(Beginning of AVAILABLE RECORDS)

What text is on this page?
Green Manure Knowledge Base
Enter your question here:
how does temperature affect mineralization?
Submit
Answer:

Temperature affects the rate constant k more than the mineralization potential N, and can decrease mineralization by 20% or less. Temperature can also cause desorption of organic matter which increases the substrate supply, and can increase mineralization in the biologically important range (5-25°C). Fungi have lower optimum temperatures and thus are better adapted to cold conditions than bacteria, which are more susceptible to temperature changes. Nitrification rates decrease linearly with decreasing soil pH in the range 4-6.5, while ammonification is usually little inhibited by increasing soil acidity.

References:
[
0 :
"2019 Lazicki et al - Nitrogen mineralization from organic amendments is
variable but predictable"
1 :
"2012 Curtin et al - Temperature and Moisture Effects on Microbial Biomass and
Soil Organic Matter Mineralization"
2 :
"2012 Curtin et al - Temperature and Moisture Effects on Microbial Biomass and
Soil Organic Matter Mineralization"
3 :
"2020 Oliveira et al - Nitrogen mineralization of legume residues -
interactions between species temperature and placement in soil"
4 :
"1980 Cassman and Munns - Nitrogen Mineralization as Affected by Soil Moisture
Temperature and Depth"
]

(End of AVAILABLE RECORDS)

**EXERCISE GOAL:**
Return all of the entries exactly as written.

**THE ANSWER:**
What text is on this page?
Green Manure Knowledge Base
Enter your question here:
how does temperature affect mineralization?
Submit
Answer:

Temperature affects the rate constant k more than the mineralization potential N, and can decrease mineralization by 20% or less. Temperature can also cause desorption of organic matter which increases the substrate supply, and can increase mineralization in the biologically important range (5-25°C). Fungi have lower optimum temperatures and thus are better adapted to cold conditions than bacteria, which are more susceptible to temperature changes. Nitrification rates decrease linearly with decreasing soil pH in the range 4-6.5, while ammonification is usually little inhibited by increasing soil acidity.

References:
[
0 :
"2019 Lazicki et al - Nitrogen mineralization from organic amendments is
variable but predictable"
1 :
"2012 Curtin et al - Temperature and Moisture Effects on Microbial Biomass and
Soil Organic Matter Mineralization"
2 :
"2012 Curtin et al - Temperature and Moisture Effects on Microbial Biomass and
Soil Organic Matter Mineralization"
3 :
"2020 Oliveira et al - Nitrogen mineralization of legume residues -
interactions between species temperature and placement in soil"
4 :
"1980 Cassman and Munns - Nitrogen Mineralization as Affected by Soil Moisture
Temperature and Depth"
]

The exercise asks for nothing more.